| The request |
Will you output all of the data below exactly, omitting the images?

| Supplied material |
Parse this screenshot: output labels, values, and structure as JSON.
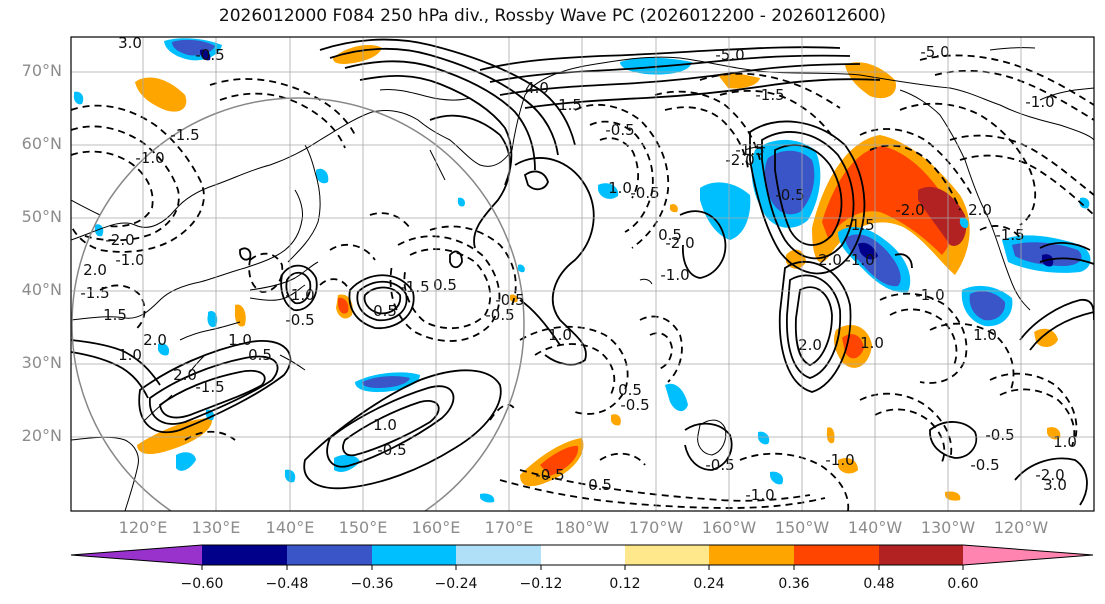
{
  "title": "2026012000 F084 250 hPa div., Rossby Wave PC (2026012200 - 2026012600)",
  "lat_labels": [
    "70°N",
    "60°N",
    "50°N",
    "40°N",
    "30°N",
    "20°N"
  ],
  "lon_labels": [
    "120°E",
    "130°E",
    "140°E",
    "150°E",
    "160°E",
    "170°E",
    "180°W",
    "170°W",
    "160°W",
    "150°W",
    "140°W",
    "130°W",
    "120°W"
  ],
  "colorbar": {
    "colors": [
      "#9932CC",
      "#00008B",
      "#3A55C8",
      "#00BFFF",
      "#B0E0F7",
      "#FFFFFF",
      "#FFE88C",
      "#FFA500",
      "#FF4500",
      "#B22222",
      "#FF85B0"
    ],
    "tick_labels": [
      "−0.60",
      "−0.48",
      "−0.36",
      "−0.24",
      "−0.12",
      "0.12",
      "0.24",
      "0.36",
      "0.48",
      "0.60"
    ]
  },
  "contour_labels": [
    "3.0",
    "-0.5",
    "-1.5",
    "-1.0",
    "4.0",
    "-5.0",
    "-5.0",
    "-1.5",
    "-0.5",
    "1.5",
    "-1.5",
    "1.0",
    "0.5",
    "-2.0",
    "2.0",
    "-1.0",
    "-1.0",
    "-1.5",
    "-2.0",
    "2.0",
    "-1.5",
    "0.5",
    "0.5",
    "-0.5",
    "1.0",
    "1.0",
    "-0.5",
    "2.0",
    "-1.5",
    "0.5",
    "-1.0",
    "-0.5",
    "1.0",
    "1.5",
    "2.0",
    "1.0",
    "-0.5",
    "-1.0",
    "-2.0",
    "-2.0",
    "-1.0",
    "2.0",
    "-1.5",
    "-0.5",
    "-0.5",
    "0.5",
    "-0.5",
    "2.0",
    "1.0",
    "-1.0",
    "1.0",
    "-0.5",
    "-1.0",
    "-1.0",
    "-0.5",
    "1.0",
    "-2.0",
    "3.0",
    "-1.5",
    "-0.5",
    "-0.5",
    "0.5"
  ]
}
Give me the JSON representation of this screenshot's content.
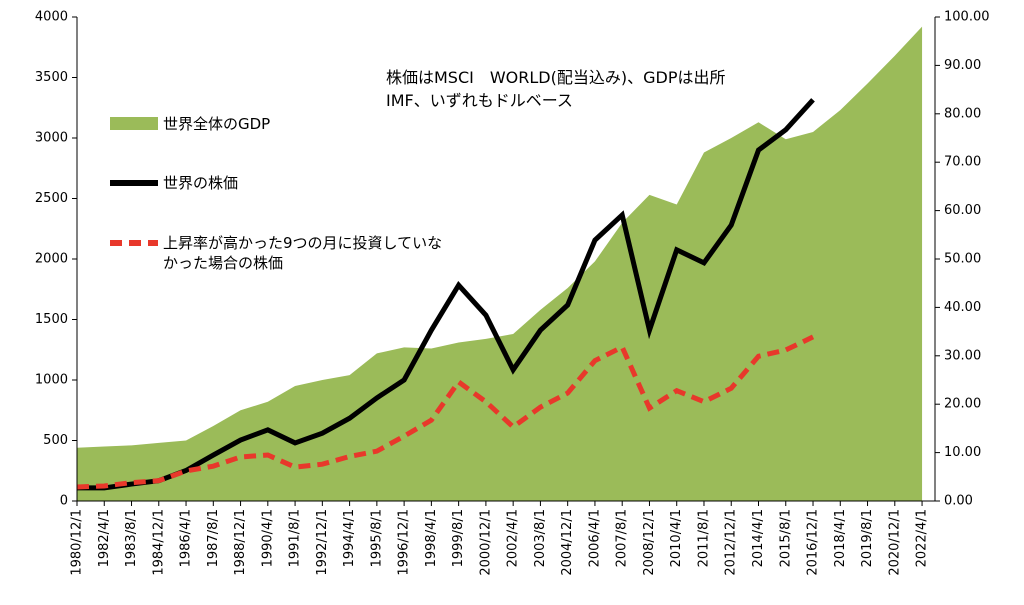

| Response below |
Parse this screenshot: output labels, values, and structure as JSON.
{
  "title": "2026012000 F084 250 hPa div., Rossby Wave PC (2026012200 - 2026012600)",
  "lat_labels": [
    "70°N",
    "60°N",
    "50°N",
    "40°N",
    "30°N",
    "20°N"
  ],
  "lon_labels": [
    "120°E",
    "130°E",
    "140°E",
    "150°E",
    "160°E",
    "170°E",
    "180°W",
    "170°W",
    "160°W",
    "150°W",
    "140°W",
    "130°W",
    "120°W"
  ],
  "colorbar": {
    "colors": [
      "#9932CC",
      "#00008B",
      "#3A55C8",
      "#00BFFF",
      "#B0E0F7",
      "#FFFFFF",
      "#FFE88C",
      "#FFA500",
      "#FF4500",
      "#B22222",
      "#FF85B0"
    ],
    "tick_labels": [
      "−0.60",
      "−0.48",
      "−0.36",
      "−0.24",
      "−0.12",
      "0.12",
      "0.24",
      "0.36",
      "0.48",
      "0.60"
    ]
  },
  "contour_labels": [
    "3.0",
    "-0.5",
    "-1.5",
    "-1.0",
    "4.0",
    "-5.0",
    "-5.0",
    "-1.5",
    "-0.5",
    "1.5",
    "-1.5",
    "1.0",
    "0.5",
    "-2.0",
    "2.0",
    "-1.0",
    "-1.0",
    "-1.5",
    "-2.0",
    "2.0",
    "-1.5",
    "0.5",
    "0.5",
    "-0.5",
    "1.0",
    "1.0",
    "-0.5",
    "2.0",
    "-1.5",
    "0.5",
    "-1.0",
    "-0.5",
    "1.0",
    "1.5",
    "2.0",
    "1.0",
    "-0.5",
    "-1.0",
    "-2.0",
    "-2.0",
    "-1.0",
    "2.0",
    "-1.5",
    "-0.5",
    "-0.5",
    "0.5",
    "-0.5",
    "2.0",
    "1.0",
    "-1.0",
    "1.0",
    "-0.5",
    "-1.0",
    "-1.0",
    "-0.5",
    "1.0",
    "-2.0",
    "3.0",
    "-1.5",
    "-0.5",
    "-0.5",
    "0.5"
  ]
}
Give me the JSON representation of this screenshot's content.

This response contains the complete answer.